*AIM OF THE TASK:* Check each line below for the word "cuestión" and give the number of lines that have it, nothing more.

*SUPPLIED MATERIAL:*
• • • • •

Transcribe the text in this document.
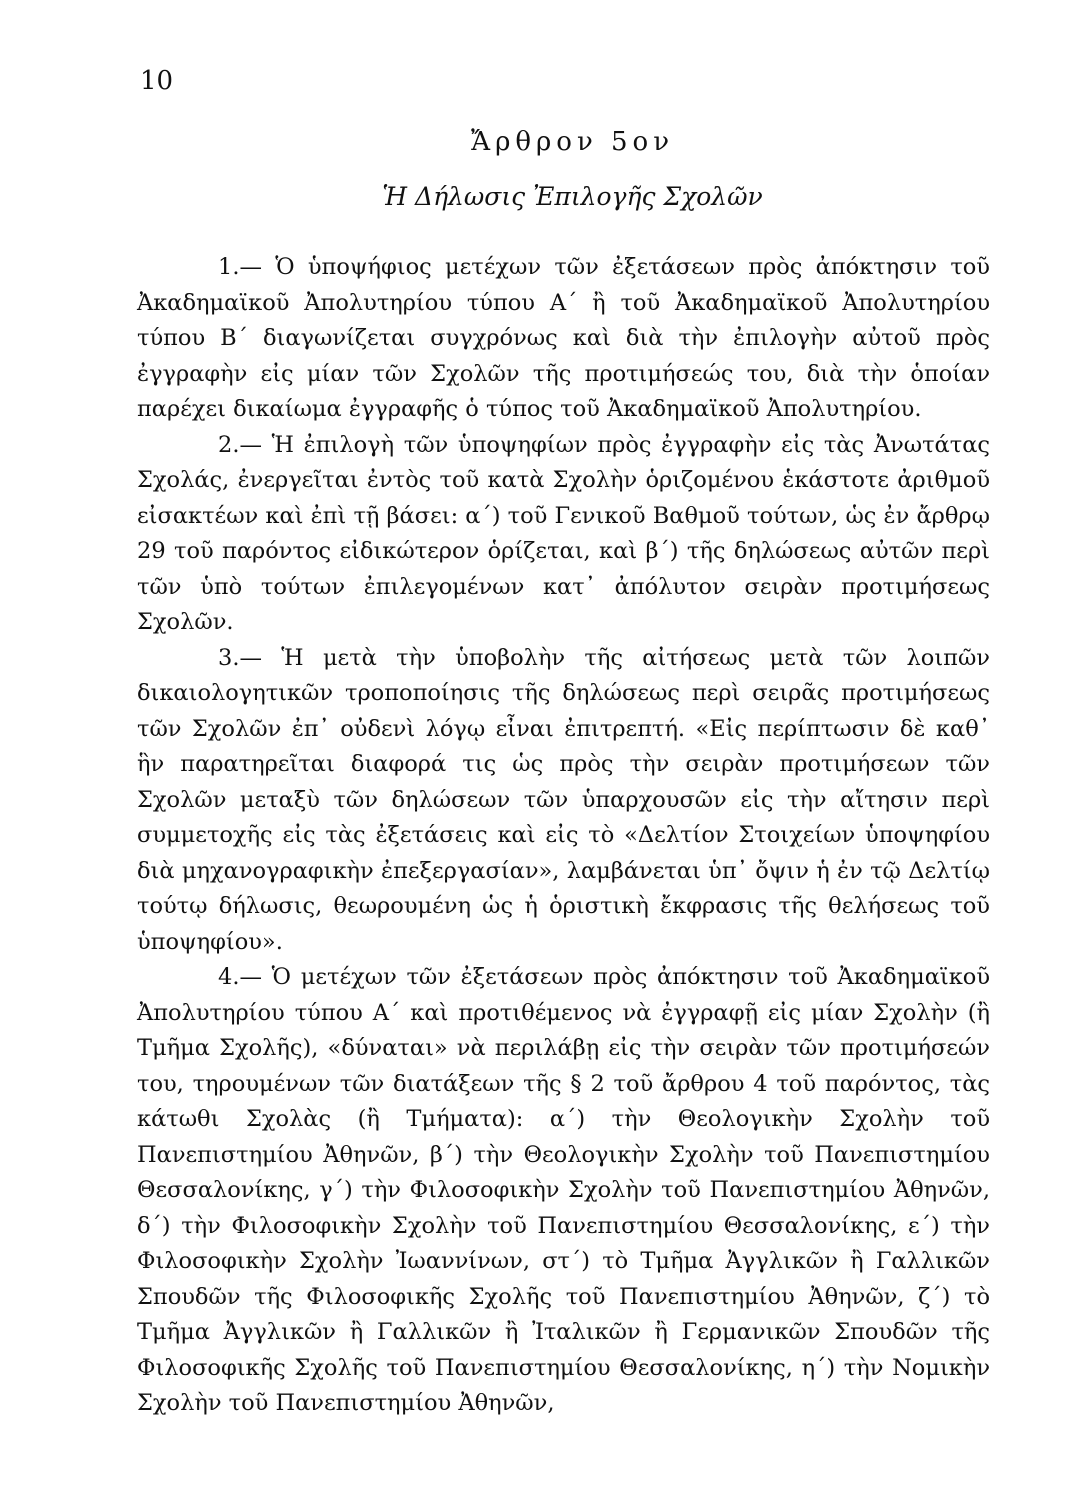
10
Ἄρθρον 5ον
Ἡ Δήλωσις Ἐπιλογῆς Σχολῶν

1.— Ὁ ὑποψήφιος μετέχων τῶν ἐξετάσεων πρὸς ἀπόκτησιν τοῦ Ἀκαδημαϊκοῦ Ἀπολυτηρίου τύπου Α΄ ἢ τοῦ Ἀκαδημαϊκοῦ Ἀπολυτηρίου τύπου Β΄ διαγωνίζεται συγχρόνως καὶ διὰ τὴν ἐπιλογὴν αὐτοῦ πρὸς ἐγγραφὴν εἰς μίαν τῶν Σχολῶν τῆς προτιμήσεώς του, διὰ τὴν ὁποίαν παρέχει δικαίωμα ἐγγραφῆς ὁ τύπος τοῦ Ἀκαδημαϊκοῦ Ἀπολυτηρίου.

2.— Ἡ ἐπιλογὴ τῶν ὑποψηφίων πρὸς ἐγγραφὴν εἰς τὰς Ἀνωτάτας Σχολάς, ἐνεργεῖται ἐντὸς τοῦ κατὰ Σχολὴν ὁριζομένου ἑκάστοτε ἀριθμοῦ εἰσακτέων καὶ ἐπὶ τῇ βάσει: α΄) τοῦ Γενικοῦ Βαθμοῦ τούτων, ὡς ἐν ἄρθρῳ 29 τοῦ παρόντος εἰδικώτερον ὁρίζεται, καὶ β΄) τῆς δηλώσεως αὐτῶν περὶ τῶν ὑπὸ τούτων ἐπιλεγομένων κατ᾽ ἀπόλυτον σειρὰν προτιμήσεως Σχολῶν.

3.— Ἡ μετὰ τὴν ὑποβολὴν τῆς αἰτήσεως μετὰ τῶν λοιπῶν δικαιολογητικῶν τροποποίησις τῆς δηλώσεως περὶ σειρᾶς προτιμήσεως τῶν Σχολῶν ἐπ᾽ οὐδενὶ λόγῳ εἶναι ἐπιτρεπτή. «Εἰς περίπτωσιν δὲ καθ᾽ ἣν παρατηρεῖται διαφορά τις ὡς πρὸς τὴν σειρὰν προτιμήσεων τῶν Σχολῶν μεταξὺ τῶν δηλώσεων τῶν ὑπαρχουσῶν εἰς τὴν αἴτησιν περὶ συμμετοχῆς εἰς τὰς ἐξετάσεις καὶ εἰς τὸ «Δελτίον Στοιχείων ὑποψηφίου διὰ μηχανογραφικὴν ἐπεξεργασίαν», λαμβάνεται ὑπ᾽ ὄψιν ἡ ἐν τῷ Δελτίῳ τούτῳ δήλωσις, θεωρουμένη ὡς ἡ ὁριστικὴ ἔκφρασις τῆς θελήσεως τοῦ ὑποψηφίου».

4.— Ὁ μετέχων τῶν ἐξετάσεων πρὸς ἀπόκτησιν τοῦ Ἀκαδημαϊκοῦ Ἀπολυτηρίου τύπου Α΄ καὶ προτιθέμενος νὰ ἐγγραφῇ εἰς μίαν Σχολὴν (ἢ Τμῆμα Σχολῆς), «δύναται» νὰ περιλάβῃ εἰς τὴν σειρὰν τῶν προτιμήσεών του, τηρουμένων τῶν διατάξεων τῆς § 2 τοῦ ἄρθρου 4 τοῦ παρόντος, τὰς κάτωθι Σχολὰς (ἢ Τμήματα): α΄) τὴν Θεολογικὴν Σχολὴν τοῦ Πανεπιστημίου Ἀθηνῶν, β΄) τὴν Θεολογικὴν Σχολὴν τοῦ Πανεπιστημίου Θεσσαλονίκης, γ΄) τὴν Φιλοσοφικὴν Σχολὴν τοῦ Πανεπιστημίου Ἀθηνῶν, δ΄) τὴν Φιλοσοφικὴν Σχολὴν τοῦ Πανεπιστημίου Θεσσαλονίκης, ε΄) τὴν Φιλοσοφικὴν Σχολὴν Ἰωαννίνων, στ΄) τὸ Τμῆμα Ἀγγλικῶν ἢ Γαλλικῶν Σπουδῶν τῆς Φιλοσοφικῆς Σχολῆς τοῦ Πανεπιστημίου Ἀθηνῶν, ζ΄) τὸ Τμῆμα Ἀγγλικῶν ἢ Γαλλικῶν ἢ Ἰταλικῶν ἢ Γερμανικῶν Σπουδῶν τῆς Φιλοσοφικῆς Σχολῆς τοῦ Πανεπιστημίου Θεσσαλονίκης, η΄) τὴν Νομικὴν Σχολὴν τοῦ Πανεπιστημίου Ἀθηνῶν,
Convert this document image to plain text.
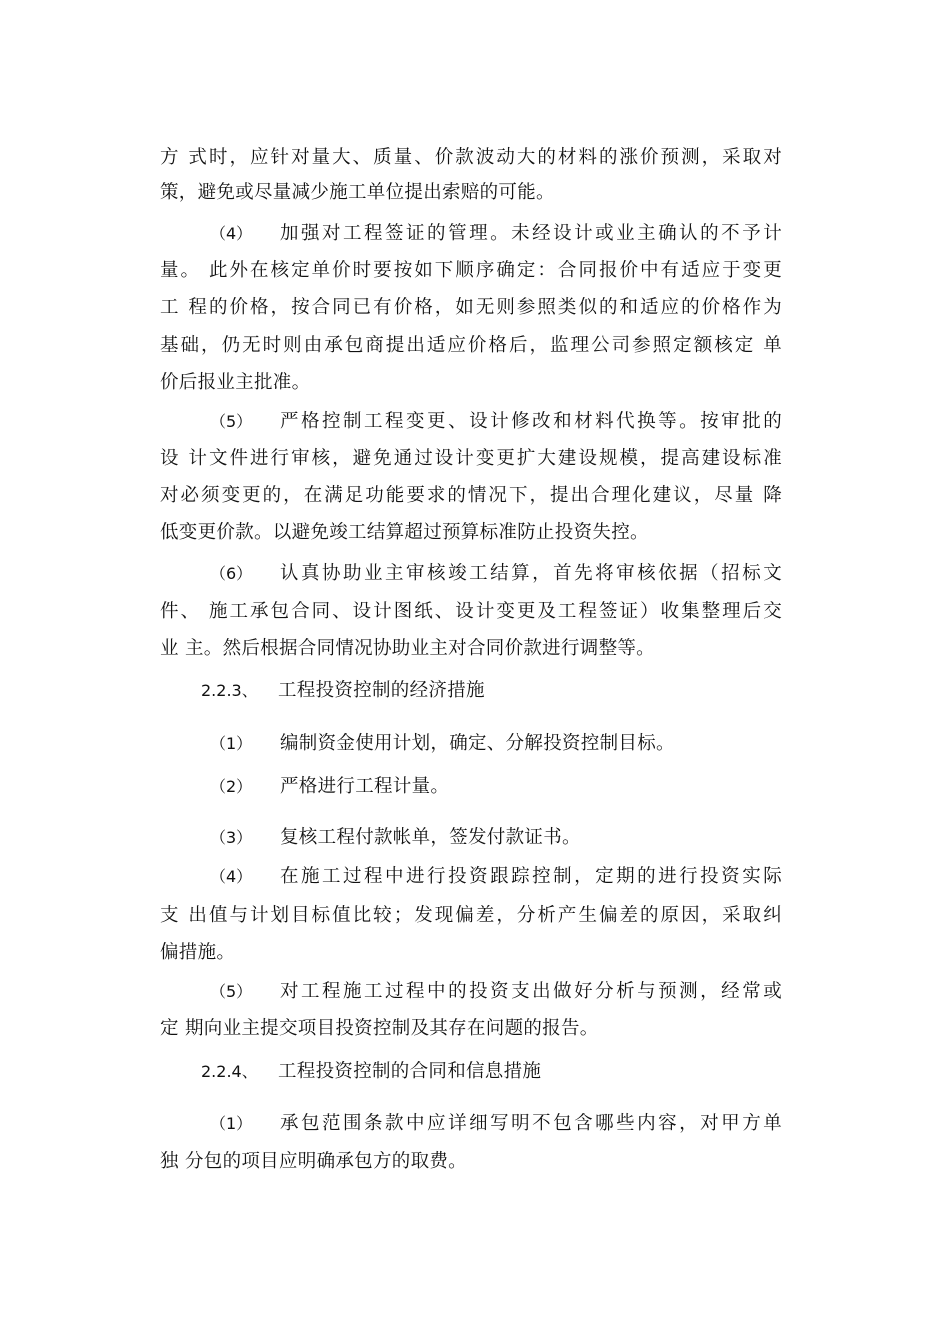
方 式时，应针对量大、质量、价款波动大的材料的涨价预测，采取对
策，避免或尽量减少施工单位提出索赔的可能。
（4） 加强对工程签证的管理。未经设计或业主确认的不予计
量。 此外在核定单价时要按如下顺序确定：合同报价中有适应于变更
工 程的价格，按合同已有价格，如无则参照类似的和适应的价格作为
基础，仍无时则由承包商提出适应价格后，监理公司参照定额核定 单
价后报业主批准。
（5） 严格控制工程变更、设计修改和材料代换等。按审批的
设 计文件进行审核，避免通过设计变更扩大建设规模，提高建设标准
对必须变更的，在满足功能要求的情况下，提出合理化建议，尽量 降
低变更价款。以避免竣工结算超过预算标准防止投资失控。
（6） 认真协助业主审核竣工结算，首先将审核依据（招标文
件、 施工承包合同、设计图纸、设计变更及工程签证）收集整理后交
业 主。然后根据合同情况协助业主对合同价款进行调整等。
2.2.3、 工程投资控制的经济措施
（1） 编制资金使用计划，确定、分解投资控制目标。
（2） 严格进行工程计量。
（3） 复核工程付款帐单，签发付款证书。
（4） 在施工过程中进行投资跟踪控制，定期的进行投资实际
支 出值与计划目标值比较；发现偏差，分析产生偏差的原因，采取纠
偏措施。
（5） 对工程施工过程中的投资支出做好分析与预测，经常或
定 期向业主提交项目投资控制及其存在问题的报告。
2.2.4、 工程投资控制的合同和信息措施
（1） 承包范围条款中应详细写明不包含哪些内容，对甲方单
独 分包的项目应明确承包方的取费。
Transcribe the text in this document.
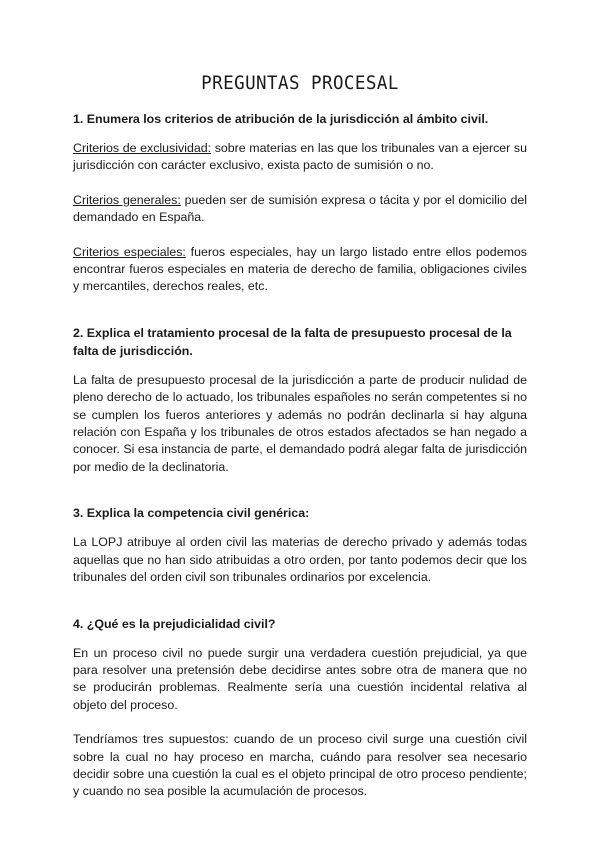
PREGUNTAS PROCESAL

1. Enumera los criterios de atribución de la jurisdicción al ámbito civil.

Criterios de exclusividad: sobre materias en las que los tribunales van a ejercer su jurisdicción con carácter exclusivo, exista pacto de sumisión o no.

Criterios generales: pueden ser de sumisión expresa o tácita y por el domicilio del demandado en España.

Criterios especiales: fueros especiales, hay un largo listado entre ellos podemos encontrar fueros especiales en materia de derecho de familia, obligaciones civiles y mercantiles, derechos reales, etc.

2. Explica el tratamiento procesal de la falta de presupuesto procesal de la falta de jurisdicción.

La falta de presupuesto procesal de la jurisdicción a parte de producir nulidad de pleno derecho de lo actuado, los tribunales españoles no serán competentes si no se cumplen los fueros anteriores y además no podrán declinarla si hay alguna relación con España y los tribunales de otros estados afectados se han negado a conocer. Si esa instancia de parte, el demandado podrá alegar falta de jurisdicción por medio de la declinatoria.

3. Explica la competencia civil genérica:

La LOPJ atribuye al orden civil las materias de derecho privado y además todas aquellas que no han sido atribuidas a otro orden, por tanto podemos decir que los tribunales del orden civil son tribunales ordinarios por excelencia.

4. ¿Qué es la prejudicialidad civil?

En un proceso civil no puede surgir una verdadera cuestión prejudicial, ya que para resolver una pretensión debe decidirse antes sobre otra de manera que no se producirán problemas. Realmente sería una cuestión incidental relativa al objeto del proceso.

Tendríamos tres supuestos: cuando de un proceso civil surge una cuestión civil sobre la cual no hay proceso en marcha, cuándo para resolver sea necesario decidir sobre una cuestión la cual es el objeto principal de otro proceso pendiente; y cuando no sea posible la acumulación de procesos.
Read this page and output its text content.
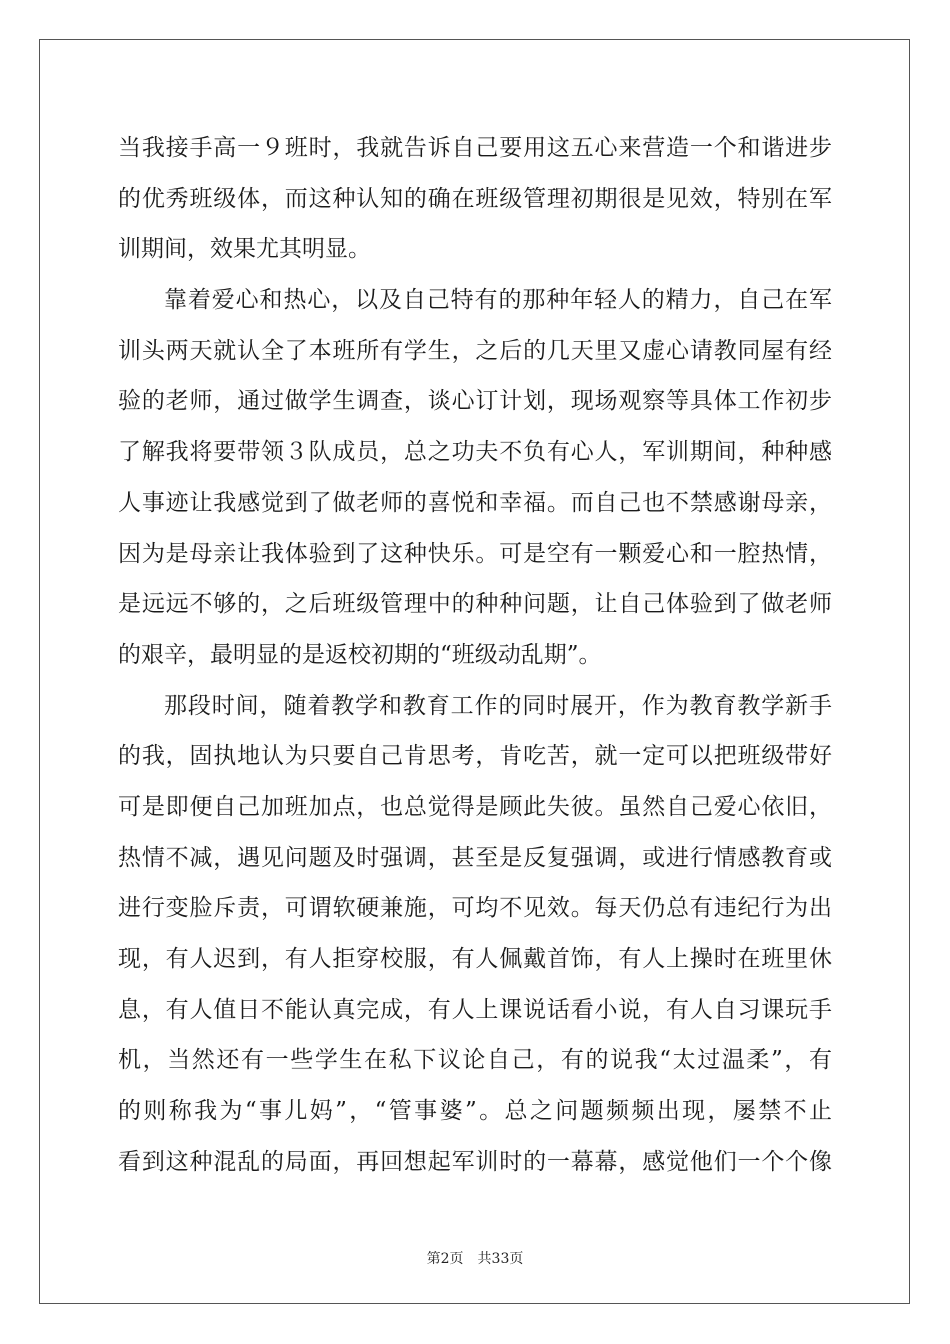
当我接手高一９班时，我就告诉自己要用这五心来营造一个和谐进步
的优秀班级体，而这种认知的确在班级管理初期很是见效，特别在军
训期间，效果尤其明显。
靠着爱心和热心，以及自己特有的那种年轻人的精力，自己在军
训头两天就认全了本班所有学生，之后的几天里又虚心请教同屋有经
验的老师，通过做学生调查，谈心订计划，现场观察等具体工作初步
了解我将要带领３队成员，总之功夫不负有心人，军训期间，种种感
人事迹让我感觉到了做老师的喜悦和幸福。而自己也不禁感谢母亲，
因为是母亲让我体验到了这种快乐。可是空有一颗爱心和一腔热情，
是远远不够的，之后班级管理中的种种问题，让自己体验到了做老师
的艰辛，最明显的是返校初期的“班级动乱期”。
那段时间，随着教学和教育工作的同时展开，作为教育教学新手
的我，固执地认为只要自己肯思考，肯吃苦，就一定可以把班级带好
可是即便自己加班加点，也总觉得是顾此失彼。虽然自己爱心依旧，
热情不减，遇见问题及时强调，甚至是反复强调，或进行情感教育或
进行变脸斥责，可谓软硬兼施，可均不见效。每天仍总有违纪行为出
现，有人迟到，有人拒穿校服，有人佩戴首饰，有人上操时在班里休
息，有人值日不能认真完成，有人上课说话看小说，有人自习课玩手
机，当然还有一些学生在私下议论自己，有的说我“太过温柔”，有
的则称我为“事儿妈”，“管事婆”。总之问题频频出现，屡禁不止
看到这种混乱的局面，再回想起军训时的一幕幕，感觉他们一个个像
第2页　共33页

• • • • •

*FULL SOLUTION:* 2